## Items
________
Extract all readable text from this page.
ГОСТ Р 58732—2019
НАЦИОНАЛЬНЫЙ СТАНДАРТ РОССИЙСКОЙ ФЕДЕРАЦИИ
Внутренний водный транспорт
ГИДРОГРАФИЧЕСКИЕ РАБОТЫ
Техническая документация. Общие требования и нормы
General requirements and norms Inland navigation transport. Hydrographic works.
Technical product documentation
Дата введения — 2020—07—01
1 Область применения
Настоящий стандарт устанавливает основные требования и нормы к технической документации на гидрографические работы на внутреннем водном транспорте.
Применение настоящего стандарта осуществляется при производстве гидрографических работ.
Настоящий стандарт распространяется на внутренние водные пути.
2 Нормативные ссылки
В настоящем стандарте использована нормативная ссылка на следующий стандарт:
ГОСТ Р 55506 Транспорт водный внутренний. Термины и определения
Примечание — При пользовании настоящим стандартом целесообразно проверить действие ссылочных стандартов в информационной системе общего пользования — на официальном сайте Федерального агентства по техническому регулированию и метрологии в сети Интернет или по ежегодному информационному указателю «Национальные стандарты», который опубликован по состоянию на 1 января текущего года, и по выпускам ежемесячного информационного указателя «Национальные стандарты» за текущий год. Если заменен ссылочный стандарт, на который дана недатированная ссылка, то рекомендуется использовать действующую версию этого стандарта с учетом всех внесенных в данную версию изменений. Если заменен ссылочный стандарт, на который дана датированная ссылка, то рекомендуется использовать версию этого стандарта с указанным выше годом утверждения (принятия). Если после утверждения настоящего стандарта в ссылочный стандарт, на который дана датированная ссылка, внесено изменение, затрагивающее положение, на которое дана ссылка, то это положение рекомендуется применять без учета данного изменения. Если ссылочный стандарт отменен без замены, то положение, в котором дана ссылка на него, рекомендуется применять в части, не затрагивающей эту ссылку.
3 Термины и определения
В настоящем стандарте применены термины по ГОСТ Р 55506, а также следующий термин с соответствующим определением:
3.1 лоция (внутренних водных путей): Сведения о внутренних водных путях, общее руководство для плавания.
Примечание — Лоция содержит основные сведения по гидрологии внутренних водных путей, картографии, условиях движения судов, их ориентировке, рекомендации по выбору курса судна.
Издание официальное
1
________
## Do this
Show the lines from the data above that contain the string "внутренних".

## Worked answer
3.1 лоция (внутренних водных путей): Сведения о внутренних водных путях, общее руководство для плавания.
Примечание — Лоция содержит основные сведения по гидрологии внутренних водных путей, картографии, условиях движения судов, их ориентировке, рекомендации по выбору курса судна.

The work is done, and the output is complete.